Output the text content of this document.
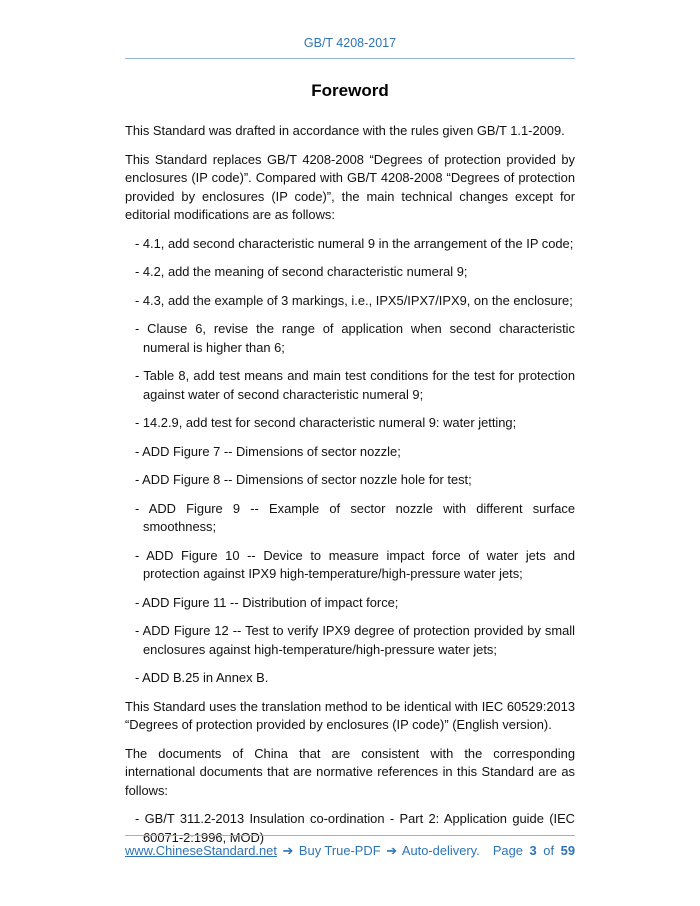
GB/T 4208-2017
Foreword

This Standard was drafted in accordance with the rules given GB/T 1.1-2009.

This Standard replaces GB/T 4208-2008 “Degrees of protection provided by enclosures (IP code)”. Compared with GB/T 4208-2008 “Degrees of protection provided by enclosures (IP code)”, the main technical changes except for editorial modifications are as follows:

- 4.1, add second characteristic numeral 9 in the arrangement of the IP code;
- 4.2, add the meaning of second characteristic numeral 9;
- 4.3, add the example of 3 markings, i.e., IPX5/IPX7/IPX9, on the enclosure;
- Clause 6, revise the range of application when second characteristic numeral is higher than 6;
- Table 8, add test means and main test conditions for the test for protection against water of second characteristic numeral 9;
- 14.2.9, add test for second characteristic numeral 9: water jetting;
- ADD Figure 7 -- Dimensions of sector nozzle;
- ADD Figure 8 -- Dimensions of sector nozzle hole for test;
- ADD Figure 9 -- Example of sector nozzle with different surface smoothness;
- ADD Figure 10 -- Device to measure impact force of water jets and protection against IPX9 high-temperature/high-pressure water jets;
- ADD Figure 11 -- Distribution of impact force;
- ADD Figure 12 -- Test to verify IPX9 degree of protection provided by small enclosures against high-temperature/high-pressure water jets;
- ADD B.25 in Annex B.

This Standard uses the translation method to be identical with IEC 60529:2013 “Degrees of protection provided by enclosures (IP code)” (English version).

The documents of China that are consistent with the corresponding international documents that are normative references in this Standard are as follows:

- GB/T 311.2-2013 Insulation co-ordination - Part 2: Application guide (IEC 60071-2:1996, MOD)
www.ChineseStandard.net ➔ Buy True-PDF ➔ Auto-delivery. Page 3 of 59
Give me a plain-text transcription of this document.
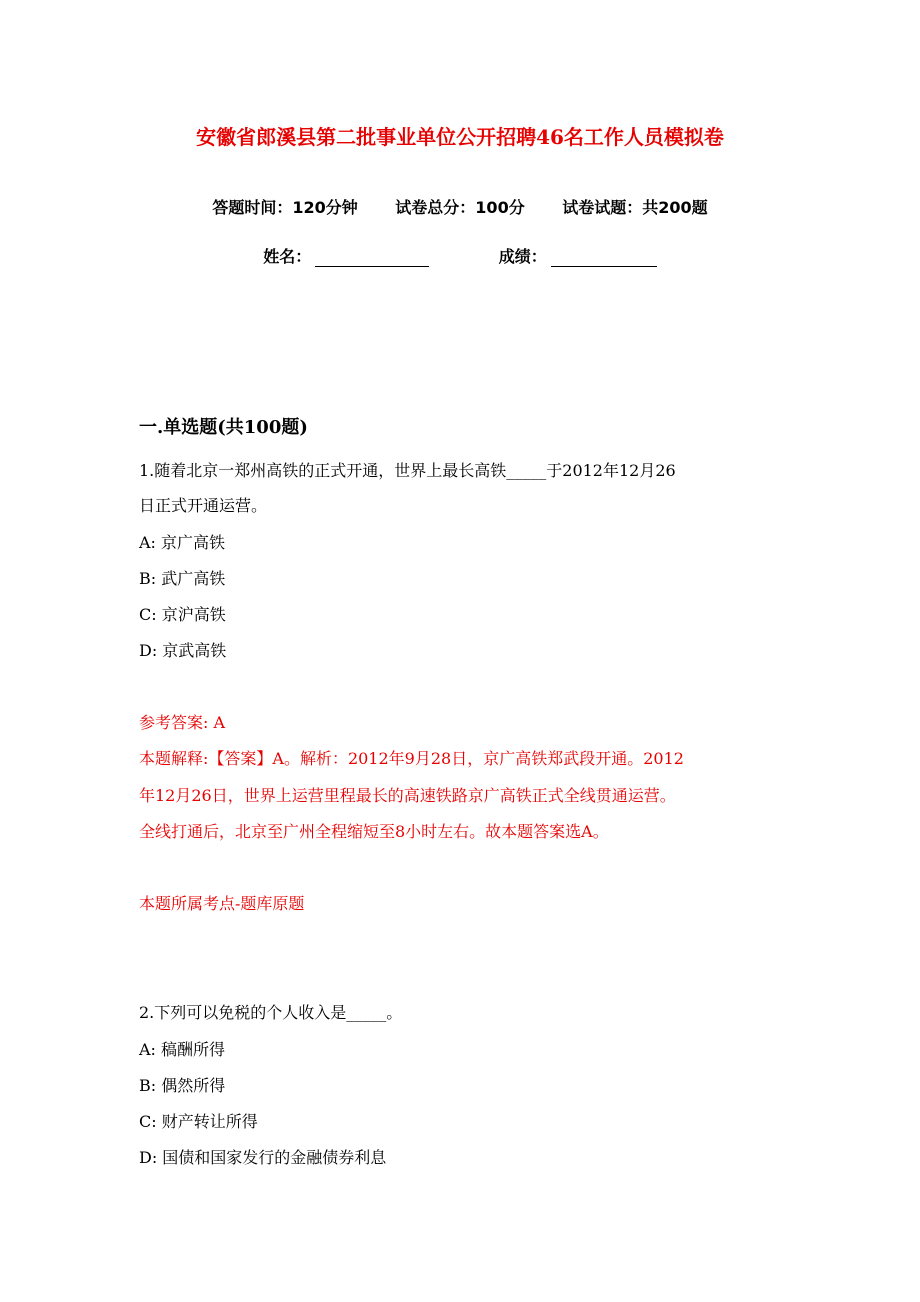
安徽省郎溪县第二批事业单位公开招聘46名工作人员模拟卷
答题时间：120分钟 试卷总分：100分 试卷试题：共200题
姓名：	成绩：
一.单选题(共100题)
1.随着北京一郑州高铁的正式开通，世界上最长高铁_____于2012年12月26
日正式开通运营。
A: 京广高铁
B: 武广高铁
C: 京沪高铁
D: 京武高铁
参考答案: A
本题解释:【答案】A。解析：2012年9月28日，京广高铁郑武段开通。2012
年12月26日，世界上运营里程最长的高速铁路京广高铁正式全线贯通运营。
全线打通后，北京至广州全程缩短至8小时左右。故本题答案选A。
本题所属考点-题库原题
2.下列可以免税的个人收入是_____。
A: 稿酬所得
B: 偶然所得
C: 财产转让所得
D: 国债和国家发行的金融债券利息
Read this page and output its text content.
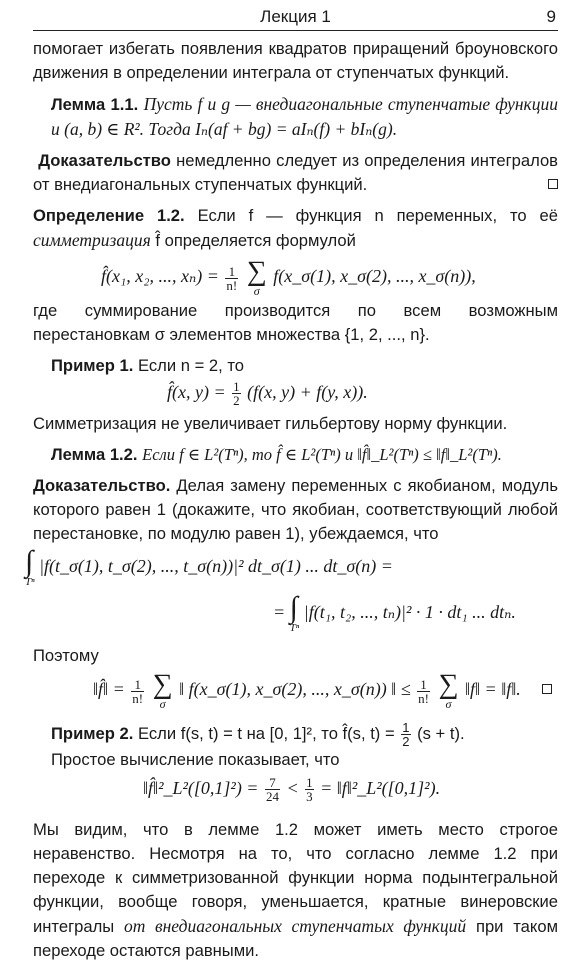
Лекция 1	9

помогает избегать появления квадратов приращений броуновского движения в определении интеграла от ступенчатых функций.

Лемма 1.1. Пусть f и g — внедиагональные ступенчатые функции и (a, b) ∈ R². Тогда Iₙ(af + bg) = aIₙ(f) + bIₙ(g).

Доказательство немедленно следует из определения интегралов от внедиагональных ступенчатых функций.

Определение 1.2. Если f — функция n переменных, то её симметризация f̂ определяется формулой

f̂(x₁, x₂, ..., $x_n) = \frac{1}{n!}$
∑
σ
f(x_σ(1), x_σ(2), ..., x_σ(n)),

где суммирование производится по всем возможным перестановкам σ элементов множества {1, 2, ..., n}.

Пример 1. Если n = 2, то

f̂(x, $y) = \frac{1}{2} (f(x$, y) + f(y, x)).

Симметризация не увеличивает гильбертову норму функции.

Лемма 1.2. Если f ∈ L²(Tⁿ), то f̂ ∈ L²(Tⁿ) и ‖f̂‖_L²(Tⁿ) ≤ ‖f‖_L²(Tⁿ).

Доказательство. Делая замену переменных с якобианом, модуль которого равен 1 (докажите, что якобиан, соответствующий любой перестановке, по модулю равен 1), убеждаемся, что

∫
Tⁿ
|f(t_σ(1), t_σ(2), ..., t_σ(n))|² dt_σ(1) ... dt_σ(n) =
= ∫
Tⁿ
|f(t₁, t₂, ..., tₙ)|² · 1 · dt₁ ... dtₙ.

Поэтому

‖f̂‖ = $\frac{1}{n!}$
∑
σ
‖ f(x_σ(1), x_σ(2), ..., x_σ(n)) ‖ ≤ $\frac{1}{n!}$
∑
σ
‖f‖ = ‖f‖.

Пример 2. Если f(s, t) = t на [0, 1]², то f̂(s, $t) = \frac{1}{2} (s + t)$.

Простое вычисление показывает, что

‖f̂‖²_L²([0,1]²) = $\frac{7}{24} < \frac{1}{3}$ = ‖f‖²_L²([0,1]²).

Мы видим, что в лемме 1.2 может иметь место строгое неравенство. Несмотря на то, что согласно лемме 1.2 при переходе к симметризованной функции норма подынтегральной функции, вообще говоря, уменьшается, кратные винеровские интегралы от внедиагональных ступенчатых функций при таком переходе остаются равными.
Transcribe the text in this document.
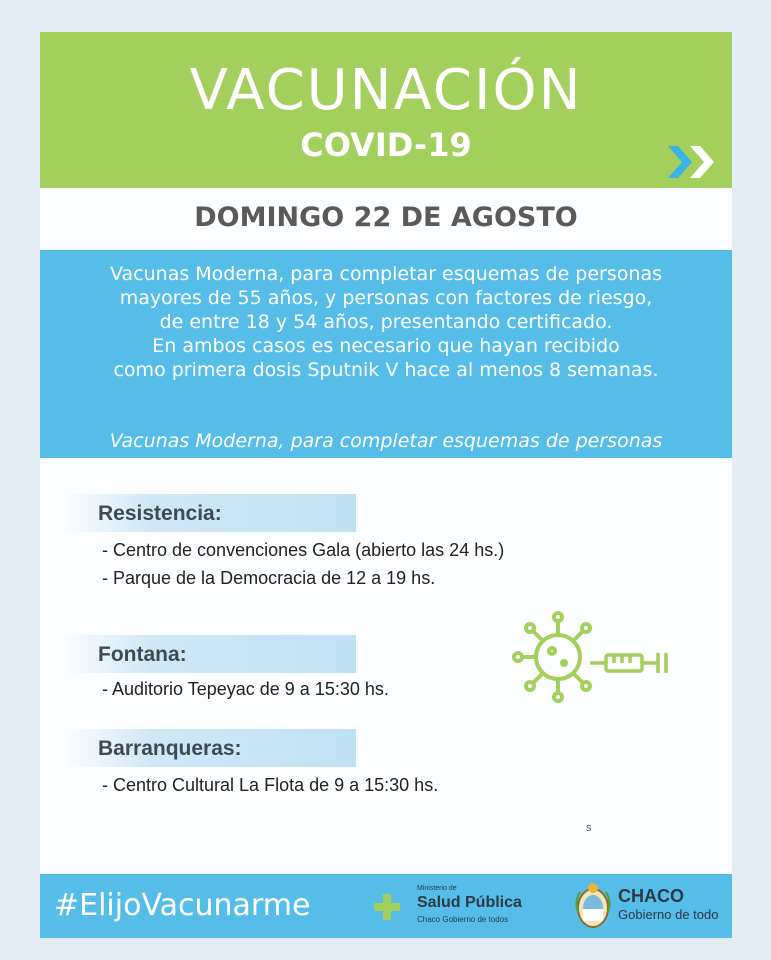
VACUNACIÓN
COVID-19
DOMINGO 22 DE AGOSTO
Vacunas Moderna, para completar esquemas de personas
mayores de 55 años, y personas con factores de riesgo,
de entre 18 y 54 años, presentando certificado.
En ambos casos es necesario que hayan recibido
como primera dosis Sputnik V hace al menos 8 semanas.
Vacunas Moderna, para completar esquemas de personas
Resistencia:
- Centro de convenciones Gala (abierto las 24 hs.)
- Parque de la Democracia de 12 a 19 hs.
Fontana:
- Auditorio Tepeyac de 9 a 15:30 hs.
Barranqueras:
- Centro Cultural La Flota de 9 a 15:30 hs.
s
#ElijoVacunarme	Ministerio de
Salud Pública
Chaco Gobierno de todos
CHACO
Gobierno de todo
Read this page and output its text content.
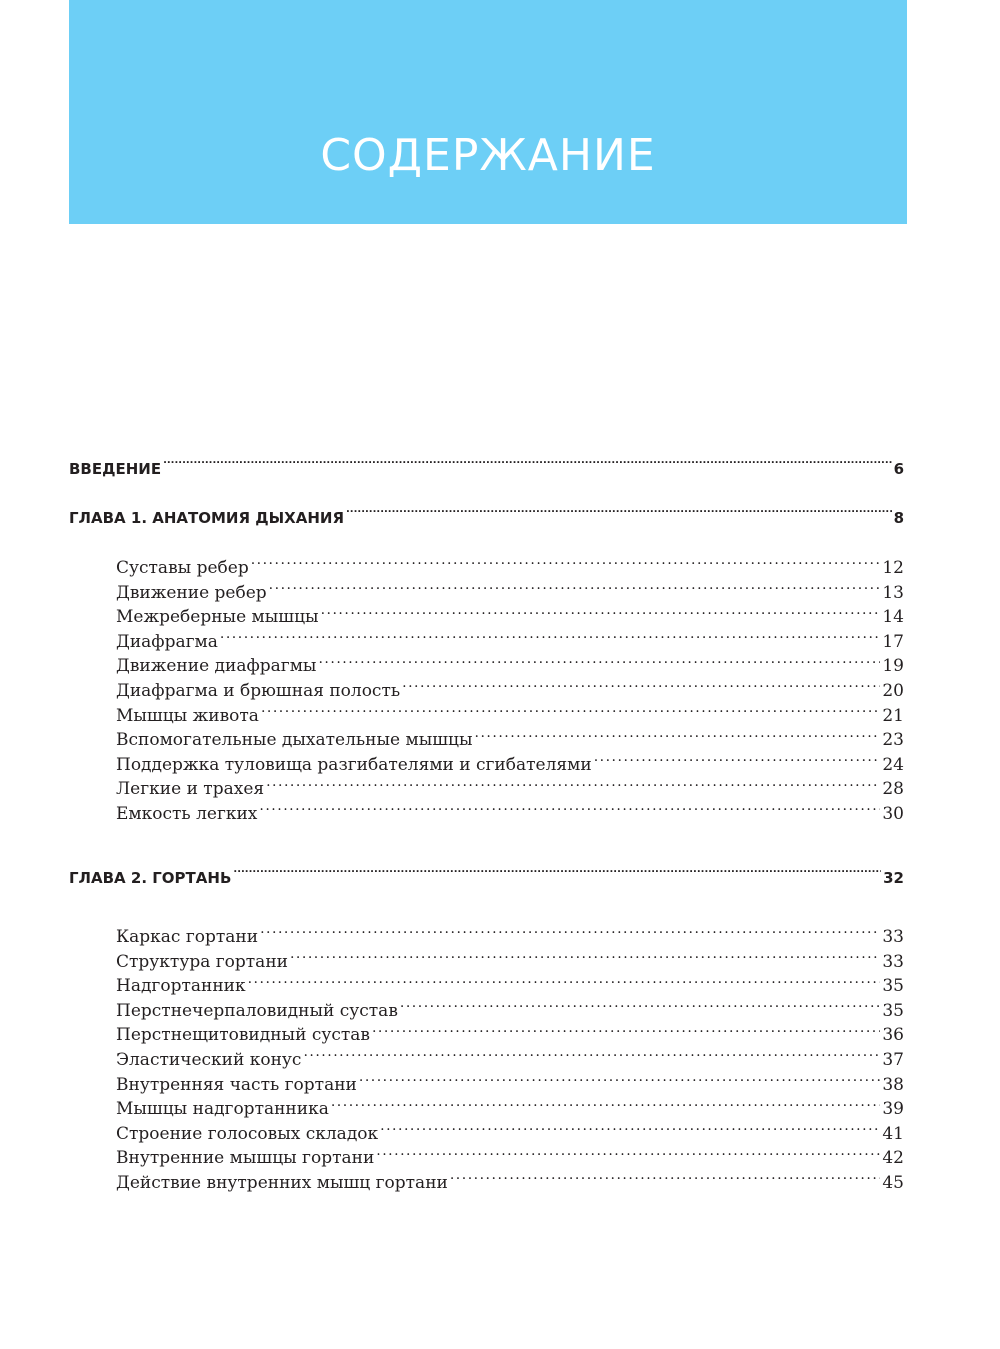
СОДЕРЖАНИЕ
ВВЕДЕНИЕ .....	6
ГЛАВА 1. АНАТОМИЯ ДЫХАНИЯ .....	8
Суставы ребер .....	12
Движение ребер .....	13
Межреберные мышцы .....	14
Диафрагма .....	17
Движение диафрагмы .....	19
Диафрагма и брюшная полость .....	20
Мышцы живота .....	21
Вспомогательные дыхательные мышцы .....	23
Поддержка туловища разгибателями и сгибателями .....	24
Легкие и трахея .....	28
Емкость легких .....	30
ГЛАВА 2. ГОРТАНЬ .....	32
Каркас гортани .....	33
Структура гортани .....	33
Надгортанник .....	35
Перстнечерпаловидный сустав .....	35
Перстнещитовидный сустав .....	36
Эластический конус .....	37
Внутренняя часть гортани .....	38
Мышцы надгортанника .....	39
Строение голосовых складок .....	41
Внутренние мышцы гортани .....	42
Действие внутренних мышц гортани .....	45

TASK PROMPT: Repeat each entry exactly as it appears; skip any picture.

OUTPUT BELOW:
Output the text content of this document.
GB/T 4208-2017
Foreword

This Standard was drafted in accordance with the rules given GB/T 1.1-2009.

This Standard replaces GB/T 4208-2008 “Degrees of protection provided by enclosures (IP code)”. Compared with GB/T 4208-2008 “Degrees of protection provided by enclosures (IP code)”, the main technical changes except for editorial modifications are as follows:

- 4.1, add second characteristic numeral 9 in the arrangement of the IP code;
- 4.2, add the meaning of second characteristic numeral 9;
- 4.3, add the example of 3 markings, i.e., IPX5/IPX7/IPX9, on the enclosure;
- Clause 6, revise the range of application when second characteristic numeral is higher than 6;
- Table 8, add test means and main test conditions for the test for protection against water of second characteristic numeral 9;
- 14.2.9, add test for second characteristic numeral 9: water jetting;
- ADD Figure 7 -- Dimensions of sector nozzle;
- ADD Figure 8 -- Dimensions of sector nozzle hole for test;
- ADD Figure 9 -- Example of sector nozzle with different surface smoothness;
- ADD Figure 10 -- Device to measure impact force of water jets and protection against IPX9 high-temperature/high-pressure water jets;
- ADD Figure 11 -- Distribution of impact force;
- ADD Figure 12 -- Test to verify IPX9 degree of protection provided by small enclosures against high-temperature/high-pressure water jets;
- ADD B.25 in Annex B.

This Standard uses the translation method to be identical with IEC 60529:2013 “Degrees of protection provided by enclosures (IP code)” (English version).

The documents of China that are consistent with the corresponding international documents that are normative references in this Standard are as follows:

- GB/T 311.2-2013 Insulation co-ordination - Part 2: Application guide (IEC 60071-2:1996, MOD)
www.ChineseStandard.net ➔ Buy True-PDF ➔ Auto-delivery. Page 3 of 59
Give me a plain-text transcription of this document.
安徽省郎溪县第二批事业单位公开招聘46名工作人员模拟卷
答题时间：120分钟 试卷总分：100分 试卷试题：共200题
姓名：	成绩：
一.单选题(共100题)
1.随着北京一郑州高铁的正式开通，世界上最长高铁_____于2012年12月26
日正式开通运营。
A: 京广高铁
B: 武广高铁
C: 京沪高铁
D: 京武高铁
参考答案: A
本题解释:【答案】A。解析：2012年9月28日，京广高铁郑武段开通。2012
年12月26日，世界上运营里程最长的高速铁路京广高铁正式全线贯通运营。
全线打通后，北京至广州全程缩短至8小时左右。故本题答案选A。
本题所属考点-题库原题
2.下列可以免税的个人收入是_____。
A: 稿酬所得
B: 偶然所得
C: 财产转让所得
D: 国债和国家发行的金融债券利息
Read this page and output its text content.
Лекция 1	9

помогает избегать появления квадратов приращений броуновского движения в определении интеграла от ступенчатых функций.

Лемма 1.1. Пусть f и g — внедиагональные ступенчатые функции и (a, b) ∈ R². Тогда Iₙ(af + bg) = aIₙ(f) + bIₙ(g).

Доказательство немедленно следует из определения интегралов от внедиагональных ступенчатых функций.

Определение 1.2. Если f — функция n переменных, то её симметризация f̂ определяется формулой

f̂(x₁, x₂, ..., $x_n) = \frac{1}{n!}$
∑
σ
f(x_σ(1), x_σ(2), ..., x_σ(n)),

где суммирование производится по всем возможным перестановкам σ элементов множества {1, 2, ..., n}.

Пример 1. Если n = 2, то

f̂(x, $y) = \frac{1}{2} (f(x$, y) + f(y, x)).

Симметризация не увеличивает гильбертову норму функции.

Лемма 1.2. Если f ∈ L²(Tⁿ), то f̂ ∈ L²(Tⁿ) и ‖f̂‖_L²(Tⁿ) ≤ ‖f‖_L²(Tⁿ).

Доказательство. Делая замену переменных с якобианом, модуль которого равен 1 (докажите, что якобиан, соответствующий любой перестановке, по модулю равен 1), убеждаемся, что

∫
Tⁿ
|f(t_σ(1), t_σ(2), ..., t_σ(n))|² dt_σ(1) ... dt_σ(n) =
= ∫
Tⁿ
|f(t₁, t₂, ..., tₙ)|² · 1 · dt₁ ... dtₙ.

Поэтому

‖f̂‖ = $\frac{1}{n!}$
∑
σ
‖ f(x_σ(1), x_σ(2), ..., x_σ(n)) ‖ ≤ $\frac{1}{n!}$
∑
σ
‖f‖ = ‖f‖.

Пример 2. Если f(s, t) = t на [0, 1]², то f̂(s, $t) = \frac{1}{2} (s + t)$.

Простое вычисление показывает, что

‖f̂‖²_L²([0,1]²) = $\frac{7}{24} < \frac{1}{3}$ = ‖f‖²_L²([0,1]²).

Мы видим, что в лемме 1.2 может иметь место строгое неравенство. Несмотря на то, что согласно лемме 1.2 при переходе к симметризованной функции норма подынтегральной функции, вообще говоря, уменьшается, кратные винеровские интегралы от внедиагональных ступенчатых функций при таком переходе остаются равными.
Transcribe the text in this document.
VACUNACIÓN
COVID-19
DOMINGO 22 DE AGOSTO
Vacunas Moderna, para completar esquemas de personas
mayores de 55 años, y personas con factores de riesgo,
de entre 18 y 54 años, presentando certificado.
En ambos casos es necesario que hayan recibido
como primera dosis Sputnik V hace al menos 8 semanas.
Vacunas Moderna, para completar esquemas de personas
Resistencia:
- Centro de convenciones Gala (abierto las 24 hs.)
- Parque de la Democracia de 12 a 19 hs.
Fontana:
- Auditorio Tepeyac de 9 a 15:30 hs.
Barranqueras:
- Centro Cultural La Flota de 9 a 15:30 hs.
s
#ElijoVacunarme	Ministerio de
Salud Pública
Chaco Gobierno de todos
CHACO
Gobierno de todo
Read this page and output its text content.
СОДЕРЖАНИЕ
ВВЕДЕНИЕ .....	6
ГЛАВА 1. АНАТОМИЯ ДЫХАНИЯ .....	8
Суставы ребер .....	12
Движение ребер .....	13
Межреберные мышцы .....	14
Диафрагма .....	17
Движение диафрагмы .....	19
Диафрагма и брюшная полость .....	20
Мышцы живота .....	21
Вспомогательные дыхательные мышцы .....	23
Поддержка туловища разгибателями и сгибателями .....	24
Легкие и трахея .....	28
Емкость легких .....	30
ГЛАВА 2. ГОРТАНЬ .....	32
Каркас гортани .....	33
Структура гортани .....	33
Надгортанник .....	35
Перстнечерпаловидный сустав .....	35
Перстнещитовидный сустав .....	36
Эластический конус .....	37
Внутренняя часть гортани .....	38
Мышцы надгортанника .....	39
Строение голосовых складок .....	41
Внутренние мышцы гортани .....	42
Действие внутренних мышц гортани .....	45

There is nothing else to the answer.